Short task – Reproduce each of the entries below line for line without any changes, omitting the pictures.

Material for this task –
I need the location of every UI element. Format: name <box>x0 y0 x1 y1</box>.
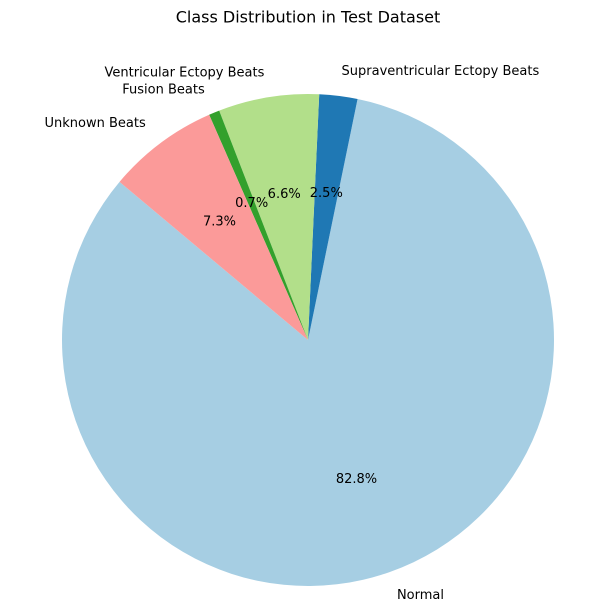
slice-label: Fusion Beats <box>122 82 205 97</box>
pie-slice <box>219 94 320 340</box>
pie-slice <box>308 94 358 340</box>
slice-label: Ventricular Ectopy Beats <box>105 65 265 80</box>
percent-label: 0.7% <box>235 196 268 211</box>
percent-label: 6.6% <box>268 187 301 202</box>
percent-label: 2.5% <box>310 186 343 201</box>
slice-label: Supraventricular Ectopy Beats <box>342 64 540 79</box>
slice-label: Unknown Beats <box>44 116 145 131</box>
pie-slice <box>62 99 555 587</box>
percent-label: 82.8% <box>336 472 377 487</box>
percent-label: 7.3% <box>203 214 236 229</box>
chart-title: Class Distribution in Test Dataset <box>176 8 441 27</box>
pie-slice <box>209 110 308 341</box>
pie-slice <box>119 114 308 341</box>
slice-label: Normal <box>397 588 444 603</box>
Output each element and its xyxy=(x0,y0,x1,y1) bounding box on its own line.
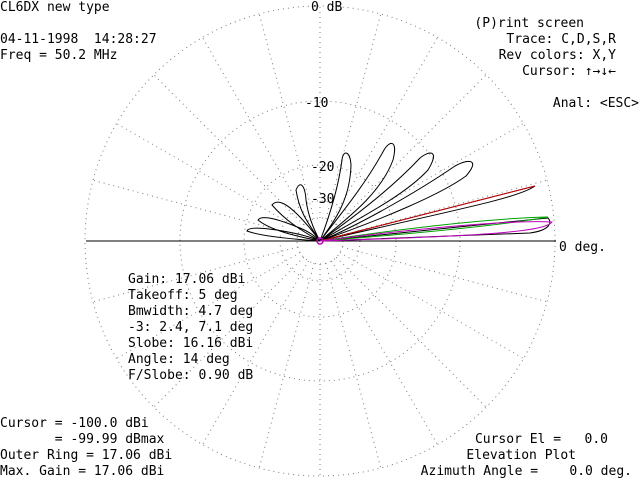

Answer to this exercise –
I need the location of every UI element. Format: name <box>x0 y0 x1 y1</box>.
slice-label: Fusion Beats <box>122 82 205 97</box>
pie-slice <box>219 94 320 340</box>
pie-slice <box>308 94 358 340</box>
slice-label: Ventricular Ectopy Beats <box>105 65 265 80</box>
percent-label: 0.7% <box>235 196 268 211</box>
percent-label: 6.6% <box>268 187 301 202</box>
percent-label: 2.5% <box>310 186 343 201</box>
slice-label: Supraventricular Ectopy Beats <box>342 64 540 79</box>
slice-label: Unknown Beats <box>44 116 145 131</box>
pie-slice <box>62 99 555 587</box>
percent-label: 82.8% <box>336 472 377 487</box>
percent-label: 7.3% <box>203 214 236 229</box>
chart-title: Class Distribution in Test Dataset <box>176 8 441 27</box>
pie-slice <box>209 110 308 341</box>
pie-slice <box>119 114 308 341</box>
slice-label: Normal <box>397 588 444 603</box>
Output each element and its xyxy=(x0,y0,x1,y1) bounding box on its own line.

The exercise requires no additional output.